> 依頼内容: 以下の、夏の食事と「夏野菜とゆでタコのサラダ」を紹介する文章の続きを、最後の文の後から書いてください。

> ページ抜粋:

##########

![夏を乗り切る季節の味 旬のおいしいを切って混ぜるだけ 暑さと夏冷えに負けないカラダへ](img/img-content-main.png)
年々暑さを増す日本の夏。じっとしていても疲れてしまうようなこの季節は、食べるものには気を付けたいものです。しかし、ついつい冷たい飲料を取り過ぎたり、簡単な食事で済ませてしまったりで、栄養バランスの偏りや、カラダが冷えてしまう実感を持つ人は少なくないかもしれません。
カラダは日々、口にする食べものによってつくられるもの。旬のものは、食材の栄養価が高く、その季節にカラダが必要とする成分が含まれているといわれます。また、食事がおいしいと、自然に顔もほころんで、心も穏やかになるものです。
今回は暑い夏を乗り切り笑顔があふれる料理を、栄養士でもあるフードスタイリストの藤司那菜さんがご提案します。旬の味から涼味のテクニックまで、組み合わせて栄養分もなるべく逃さない、手軽につくれるレシピもご紹介します。楽しくつくって、元気な夏を過ごしませんか。
![藤司那菜](img/img-content-person.png)
藤司 那菜(とうじ なな)
フードスタイリスト、フードアナリスト。東京家政大学家政学部栄養学科卒業。栄養士免許、フードアナリスト取得。フードスタイリストとしての活動の傍ら、2021年春には東京 江戸川橋でお弁当屋「温度°(オンド)」をオープン。地域の人に栄養バランスが取れた食事を提供している。
![夏野菜とゆでタコのサラダ](img/img-content-img1.png)
写真は、藤司さんの「夏野菜とゆでタコのサラダ」
やっと、海外旅行にも行けるようになり、旅の醍醐味でもある現地の料理を堪能したり、食に興味がある人なら市場に足を延ばしたり、そこでしか手に入らない調味料や調理器具を探して歩いてみたりと、食を楽しむ方がたくさんいらっしゃると思います。
私は、昨年トルコに行って、中東の食に触れてきました。1日の気温差が大きい砂漠のあるモロッコや気候の変化が激しい熱帯地域の東南アジアなどは、スパイスやハーブを多めに使っているイメージがありましたが、トルコは日本と同じように四季があって、味付けはスパイシー過ぎず、マイルドで食べやすい料理が多かったです。その中でも、滞在中に何度も口にしたのが、「ゆでタコのサラダ」でした。その味が忘れられなくて、食べた時の味を思い出しながら旬の食材をアレンジしたのが「夏野菜とゆでタコのサラダ」。

##########

> データセット内容:
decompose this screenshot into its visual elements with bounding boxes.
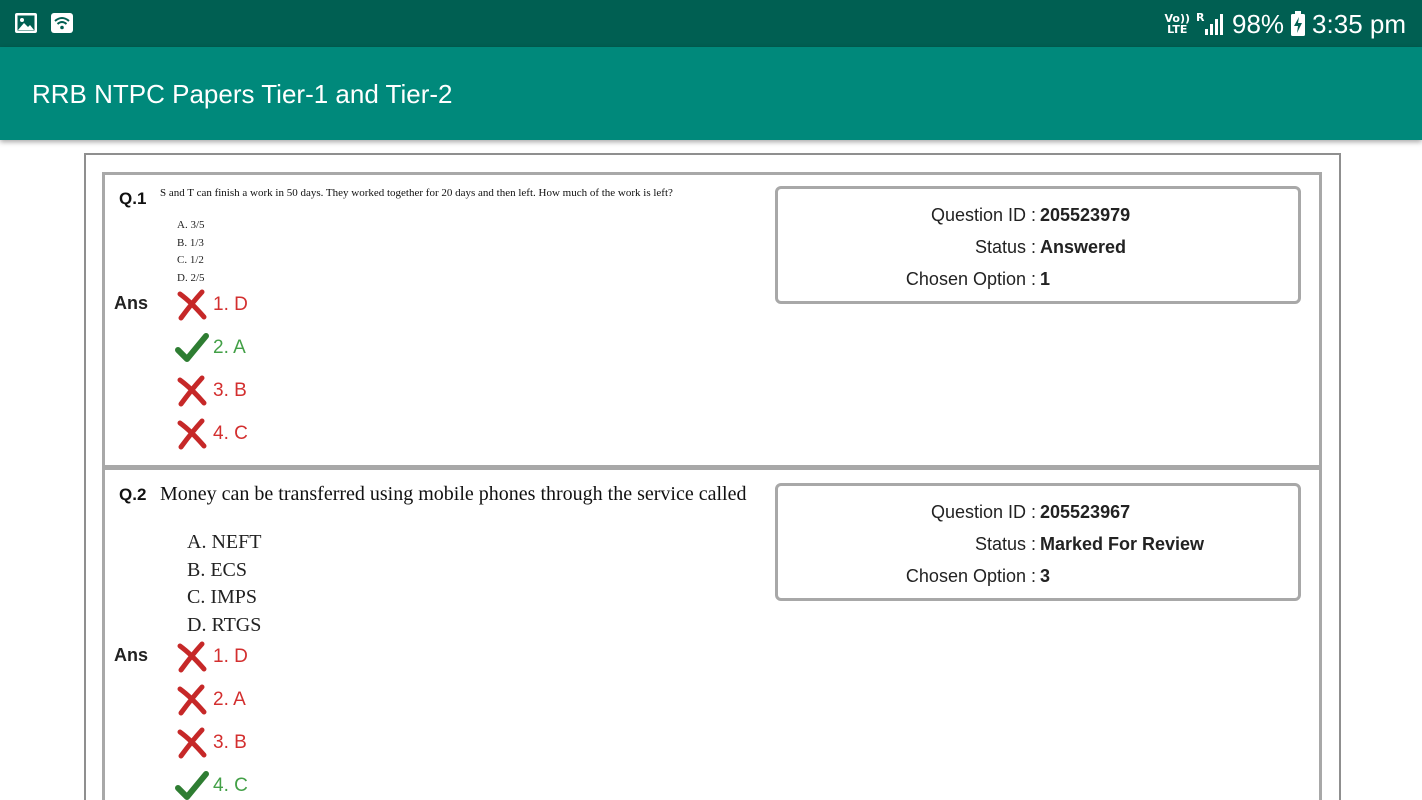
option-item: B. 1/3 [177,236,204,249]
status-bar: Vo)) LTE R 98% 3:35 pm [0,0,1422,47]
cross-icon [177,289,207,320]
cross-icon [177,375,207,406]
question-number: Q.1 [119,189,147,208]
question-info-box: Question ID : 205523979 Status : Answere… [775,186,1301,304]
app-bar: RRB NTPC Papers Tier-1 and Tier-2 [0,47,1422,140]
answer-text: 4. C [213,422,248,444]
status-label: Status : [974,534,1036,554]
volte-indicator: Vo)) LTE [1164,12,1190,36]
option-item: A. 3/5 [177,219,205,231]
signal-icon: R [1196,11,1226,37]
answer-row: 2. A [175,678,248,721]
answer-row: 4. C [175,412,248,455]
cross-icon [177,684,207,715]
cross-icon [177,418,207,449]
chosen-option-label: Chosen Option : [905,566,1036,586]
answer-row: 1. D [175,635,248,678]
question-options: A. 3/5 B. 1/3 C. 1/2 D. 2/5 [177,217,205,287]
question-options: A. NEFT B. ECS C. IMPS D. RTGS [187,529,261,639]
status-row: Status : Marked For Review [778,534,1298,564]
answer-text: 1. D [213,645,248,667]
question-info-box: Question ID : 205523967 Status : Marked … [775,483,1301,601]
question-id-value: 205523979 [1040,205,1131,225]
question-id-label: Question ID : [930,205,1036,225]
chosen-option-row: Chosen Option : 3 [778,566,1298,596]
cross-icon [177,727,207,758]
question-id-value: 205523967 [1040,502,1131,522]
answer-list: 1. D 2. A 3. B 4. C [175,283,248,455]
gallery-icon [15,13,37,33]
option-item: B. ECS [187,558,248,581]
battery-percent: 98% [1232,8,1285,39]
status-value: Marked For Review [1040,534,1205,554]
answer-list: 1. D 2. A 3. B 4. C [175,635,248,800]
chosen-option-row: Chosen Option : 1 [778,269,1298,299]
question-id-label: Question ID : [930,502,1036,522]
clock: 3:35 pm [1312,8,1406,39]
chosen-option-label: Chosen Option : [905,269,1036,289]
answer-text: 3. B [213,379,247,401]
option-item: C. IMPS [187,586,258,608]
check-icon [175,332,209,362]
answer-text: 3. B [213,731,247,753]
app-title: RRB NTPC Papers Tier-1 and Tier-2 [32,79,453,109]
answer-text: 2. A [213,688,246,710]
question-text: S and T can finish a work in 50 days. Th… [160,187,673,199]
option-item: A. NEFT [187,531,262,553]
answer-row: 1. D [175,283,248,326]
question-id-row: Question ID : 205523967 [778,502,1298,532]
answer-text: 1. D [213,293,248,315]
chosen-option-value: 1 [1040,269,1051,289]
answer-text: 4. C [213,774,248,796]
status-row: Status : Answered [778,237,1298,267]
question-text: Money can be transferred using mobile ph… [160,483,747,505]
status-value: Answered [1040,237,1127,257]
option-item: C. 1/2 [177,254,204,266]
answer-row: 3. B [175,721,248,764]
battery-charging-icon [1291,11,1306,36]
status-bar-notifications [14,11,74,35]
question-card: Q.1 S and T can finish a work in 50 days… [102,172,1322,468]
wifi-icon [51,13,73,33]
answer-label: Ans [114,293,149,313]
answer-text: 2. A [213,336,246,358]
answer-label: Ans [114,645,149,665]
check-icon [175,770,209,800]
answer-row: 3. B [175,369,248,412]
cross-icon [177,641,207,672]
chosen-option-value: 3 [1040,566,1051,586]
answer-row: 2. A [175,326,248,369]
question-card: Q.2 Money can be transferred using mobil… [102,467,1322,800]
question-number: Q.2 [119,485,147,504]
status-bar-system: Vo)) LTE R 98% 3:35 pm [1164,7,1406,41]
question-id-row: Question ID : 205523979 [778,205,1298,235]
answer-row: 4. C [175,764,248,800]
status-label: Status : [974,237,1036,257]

##########

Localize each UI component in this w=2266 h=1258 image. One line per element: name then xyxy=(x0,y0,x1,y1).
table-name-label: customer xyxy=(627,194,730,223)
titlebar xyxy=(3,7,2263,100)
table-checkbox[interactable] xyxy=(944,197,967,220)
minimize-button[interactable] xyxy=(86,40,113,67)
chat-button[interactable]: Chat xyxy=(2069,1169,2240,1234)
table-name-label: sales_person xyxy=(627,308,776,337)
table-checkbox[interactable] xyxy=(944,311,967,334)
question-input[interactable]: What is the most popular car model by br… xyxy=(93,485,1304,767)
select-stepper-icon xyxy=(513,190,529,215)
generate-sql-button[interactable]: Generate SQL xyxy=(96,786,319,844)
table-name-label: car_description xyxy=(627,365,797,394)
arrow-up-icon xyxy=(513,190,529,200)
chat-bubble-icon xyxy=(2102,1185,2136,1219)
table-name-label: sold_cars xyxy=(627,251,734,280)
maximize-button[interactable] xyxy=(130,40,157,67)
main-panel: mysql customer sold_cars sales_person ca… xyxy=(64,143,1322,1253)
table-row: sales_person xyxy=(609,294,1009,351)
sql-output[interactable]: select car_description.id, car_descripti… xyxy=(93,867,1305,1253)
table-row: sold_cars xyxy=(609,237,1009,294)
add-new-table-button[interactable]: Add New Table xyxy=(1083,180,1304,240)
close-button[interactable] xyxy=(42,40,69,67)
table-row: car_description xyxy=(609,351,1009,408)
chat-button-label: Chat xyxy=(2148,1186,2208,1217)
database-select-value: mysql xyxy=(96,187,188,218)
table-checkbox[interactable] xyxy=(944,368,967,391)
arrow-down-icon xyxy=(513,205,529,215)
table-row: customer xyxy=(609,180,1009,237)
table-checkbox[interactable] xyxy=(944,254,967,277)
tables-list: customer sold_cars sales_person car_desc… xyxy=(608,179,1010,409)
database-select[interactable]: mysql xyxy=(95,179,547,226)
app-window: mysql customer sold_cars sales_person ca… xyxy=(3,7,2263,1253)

##########

> 結果:
タコの旬は6月から7月。日本の習わしで、ちょうど田植えが終わるころを半夏生といいますが、関西地方では、タコの足の吸盤のように根を張って稲穂が立派に実るよう豊作を祈り、半夏生にタコを食べる風習があります。タコは高たんぱくでミネラルが豊富。疲労回復の効果が期待できます。風味と味付けに蜂蜜とパセリを入れました。蜂蜜も、疲労回復やミネラルを補ってくれます。パセリはタコと合わせて食べると、冷えの予防に良いとされています。湿度が高くなり、暑さと冷房で体調が崩れやすいこの時期、旬のタコのサラダをぜひ味わってみてください。
![万能ヨーグルトソース](img/img-content-img2.png)
写真は、藤司さんの「万能ヨーグルトソース」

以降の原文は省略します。